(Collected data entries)

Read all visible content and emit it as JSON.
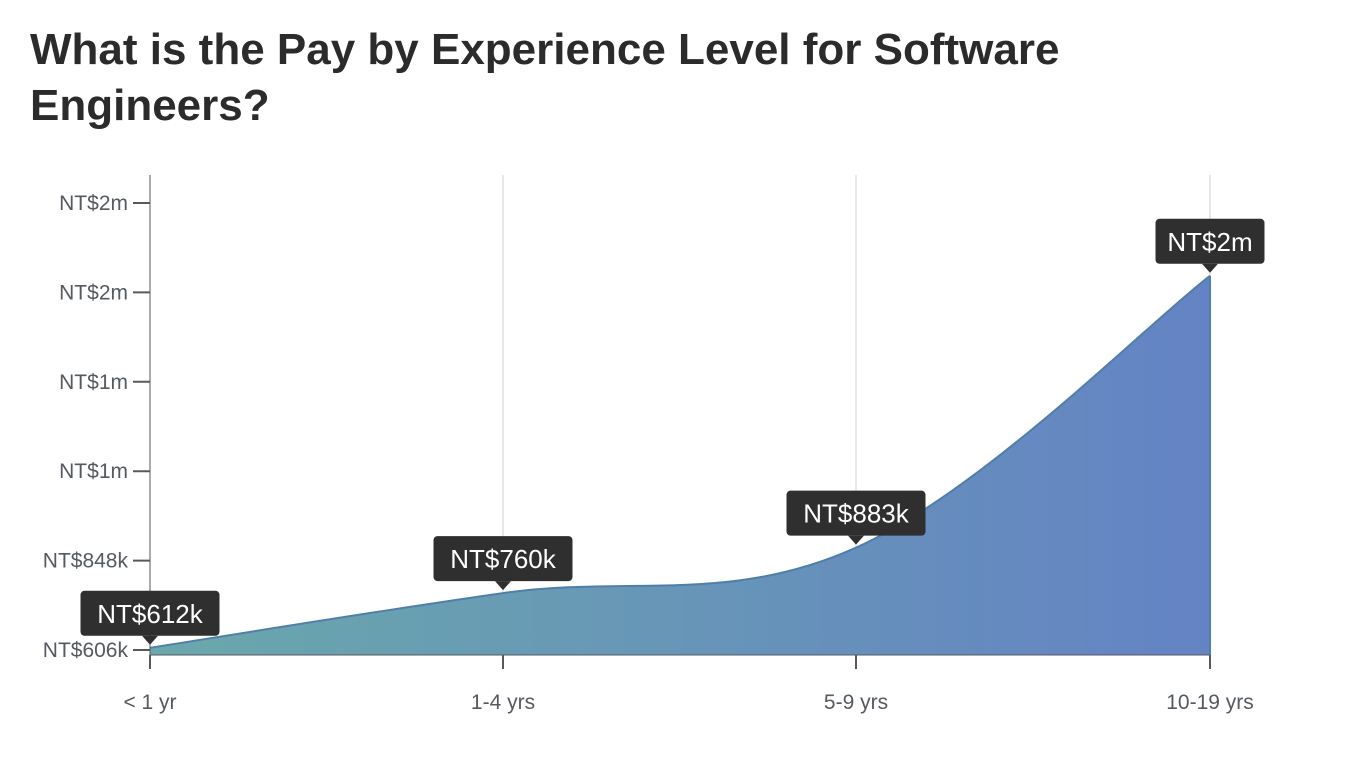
{
  "title": "What is the Pay by Experience Level for Software Engineers?",
  "chart_data": {
    "type": "area",
    "categories": [
      "< 1 yr",
      "1-4 yrs",
      "5-9 yrs",
      "10-19 yrs"
    ],
    "values": [
      612,
      760,
      883,
      1619
    ],
    "value_labels": [
      "NT$612k",
      "NT$760k",
      "NT$883k",
      "NT$2m"
    ],
    "value_unit": "NT$ thousands",
    "y_ticks": [
      {
        "value": 606,
        "label": "NT$606k"
      },
      {
        "value": 848,
        "label": "NT$848k"
      },
      {
        "value": 1090,
        "label": "NT$1m"
      },
      {
        "value": 1332,
        "label": "NT$1m"
      },
      {
        "value": 1574,
        "label": "NT$2m"
      },
      {
        "value": 1816,
        "label": "NT$2m"
      }
    ],
    "ylim": [
      606,
      1816
    ],
    "xlabel": "",
    "ylabel": "",
    "grid": true,
    "colors": {
      "fill_start": "#6aa8ab",
      "fill_end": "#6483c4",
      "line": "#4f7fa8",
      "bubble": "#2f2f2f",
      "grid": "#cfd2d6",
      "axis": "#555a60"
    }
  }
}
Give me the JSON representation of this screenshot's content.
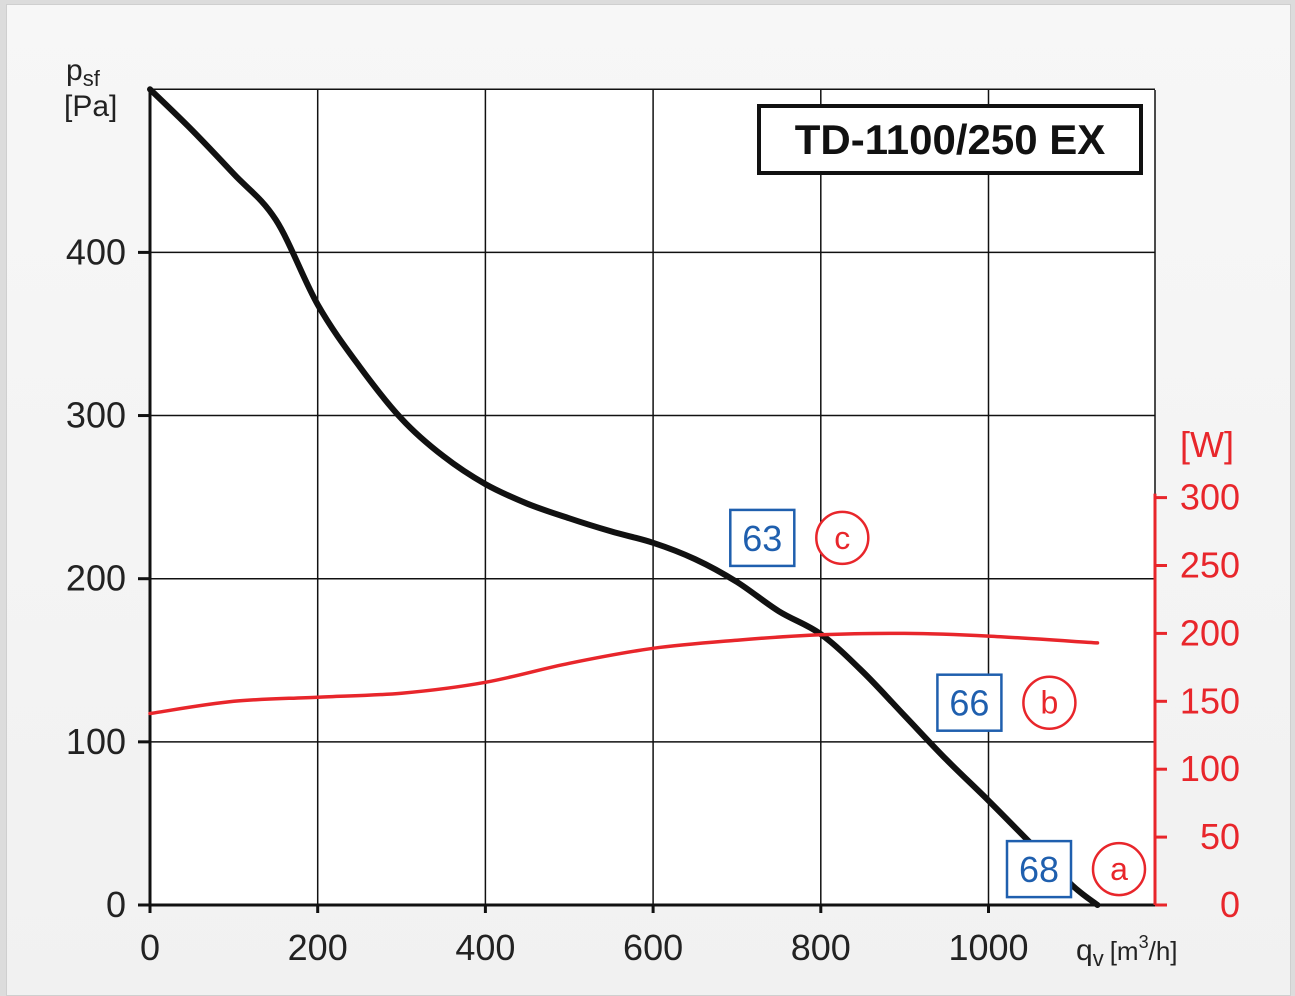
{
  "chart_data": {
    "type": "line",
    "title": "TD-1100/250 EX",
    "x_axis": {
      "label_main": "q",
      "label_sub": "v",
      "label_unit_pre": "[m",
      "label_unit_sup": "3",
      "label_unit_post": "/h]",
      "range": [
        0,
        1200
      ],
      "ticks": [
        0,
        200,
        400,
        600,
        800,
        1000
      ]
    },
    "y_axis_left": {
      "label_main": "p",
      "label_sub": "sf",
      "unit": "[Pa]",
      "range": [
        0,
        500
      ],
      "ticks": [
        0,
        100,
        200,
        300,
        400
      ]
    },
    "y_axis_right": {
      "unit": "[W]",
      "range": [
        0,
        300
      ],
      "ticks": [
        0,
        50,
        100,
        150,
        200,
        250,
        300
      ],
      "color": "#e8262b"
    },
    "series": [
      {
        "axis": "left",
        "color": "#111111",
        "points": [
          [
            0,
            500
          ],
          [
            50,
            475
          ],
          [
            100,
            448
          ],
          [
            150,
            420
          ],
          [
            200,
            368
          ],
          [
            250,
            330
          ],
          [
            300,
            298
          ],
          [
            350,
            275
          ],
          [
            400,
            258
          ],
          [
            450,
            246
          ],
          [
            500,
            237
          ],
          [
            550,
            229
          ],
          [
            600,
            222
          ],
          [
            650,
            212
          ],
          [
            700,
            198
          ],
          [
            750,
            180
          ],
          [
            800,
            166
          ],
          [
            850,
            143
          ],
          [
            900,
            116
          ],
          [
            950,
            89
          ],
          [
            1000,
            64
          ],
          [
            1050,
            38
          ],
          [
            1100,
            12
          ],
          [
            1130,
            0
          ]
        ]
      },
      {
        "axis": "right",
        "color": "#e8262b",
        "points": [
          [
            0,
            141
          ],
          [
            100,
            150
          ],
          [
            200,
            153
          ],
          [
            300,
            156
          ],
          [
            400,
            164
          ],
          [
            500,
            178
          ],
          [
            600,
            189
          ],
          [
            700,
            195
          ],
          [
            800,
            199
          ],
          [
            900,
            200
          ],
          [
            1000,
            198
          ],
          [
            1130,
            193
          ]
        ]
      }
    ],
    "annotations": [
      {
        "box": "63",
        "letter": "c",
        "x": 735,
        "y": 225
      },
      {
        "box": "66",
        "letter": "b",
        "x": 982,
        "y": 124
      },
      {
        "box": "68",
        "letter": "a",
        "x": 1065,
        "y": 22
      }
    ],
    "grid": true
  }
}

Aim of the exercise: Skip the pictures and print each record exactly as it stands.

Problem solution:
Read all visible content and emit it as JSON.
{
  "title": "What is the Pay by Experience Level for Software Engineers?",
  "chart_data": {
    "type": "area",
    "categories": [
      "< 1 yr",
      "1-4 yrs",
      "5-9 yrs",
      "10-19 yrs"
    ],
    "values": [
      612,
      760,
      883,
      1619
    ],
    "value_labels": [
      "NT$612k",
      "NT$760k",
      "NT$883k",
      "NT$2m"
    ],
    "value_unit": "NT$ thousands",
    "y_ticks": [
      {
        "value": 606,
        "label": "NT$606k"
      },
      {
        "value": 848,
        "label": "NT$848k"
      },
      {
        "value": 1090,
        "label": "NT$1m"
      },
      {
        "value": 1332,
        "label": "NT$1m"
      },
      {
        "value": 1574,
        "label": "NT$2m"
      },
      {
        "value": 1816,
        "label": "NT$2m"
      }
    ],
    "ylim": [
      606,
      1816
    ],
    "xlabel": "",
    "ylabel": "",
    "grid": true,
    "colors": {
      "fill_start": "#6aa8ab",
      "fill_end": "#6483c4",
      "line": "#4f7fa8",
      "bubble": "#2f2f2f",
      "grid": "#cfd2d6",
      "axis": "#555a60"
    }
  }
}
Give me the JSON representation of this screenshot's content.
{
  "chart_data": {
    "type": "line",
    "title": "TD-1100/250 EX",
    "x_axis": {
      "label_main": "q",
      "label_sub": "v",
      "label_unit_pre": "[m",
      "label_unit_sup": "3",
      "label_unit_post": "/h]",
      "range": [
        0,
        1200
      ],
      "ticks": [
        0,
        200,
        400,
        600,
        800,
        1000
      ]
    },
    "y_axis_left": {
      "label_main": "p",
      "label_sub": "sf",
      "unit": "[Pa]",
      "range": [
        0,
        500
      ],
      "ticks": [
        0,
        100,
        200,
        300,
        400
      ]
    },
    "y_axis_right": {
      "unit": "[W]",
      "range": [
        0,
        300
      ],
      "ticks": [
        0,
        50,
        100,
        150,
        200,
        250,
        300
      ],
      "color": "#e8262b"
    },
    "series": [
      {
        "axis": "left",
        "color": "#111111",
        "points": [
          [
            0,
            500
          ],
          [
            50,
            475
          ],
          [
            100,
            448
          ],
          [
            150,
            420
          ],
          [
            200,
            368
          ],
          [
            250,
            330
          ],
          [
            300,
            298
          ],
          [
            350,
            275
          ],
          [
            400,
            258
          ],
          [
            450,
            246
          ],
          [
            500,
            237
          ],
          [
            550,
            229
          ],
          [
            600,
            222
          ],
          [
            650,
            212
          ],
          [
            700,
            198
          ],
          [
            750,
            180
          ],
          [
            800,
            166
          ],
          [
            850,
            143
          ],
          [
            900,
            116
          ],
          [
            950,
            89
          ],
          [
            1000,
            64
          ],
          [
            1050,
            38
          ],
          [
            1100,
            12
          ],
          [
            1130,
            0
          ]
        ]
      },
      {
        "axis": "right",
        "color": "#e8262b",
        "points": [
          [
            0,
            141
          ],
          [
            100,
            150
          ],
          [
            200,
            153
          ],
          [
            300,
            156
          ],
          [
            400,
            164
          ],
          [
            500,
            178
          ],
          [
            600,
            189
          ],
          [
            700,
            195
          ],
          [
            800,
            199
          ],
          [
            900,
            200
          ],
          [
            1000,
            198
          ],
          [
            1130,
            193
          ]
        ]
      }
    ],
    "annotations": [
      {
        "box": "63",
        "letter": "c",
        "x": 735,
        "y": 225
      },
      {
        "box": "66",
        "letter": "b",
        "x": 982,
        "y": 124
      },
      {
        "box": "68",
        "letter": "a",
        "x": 1065,
        "y": 22
      }
    ],
    "grid": true
  }
}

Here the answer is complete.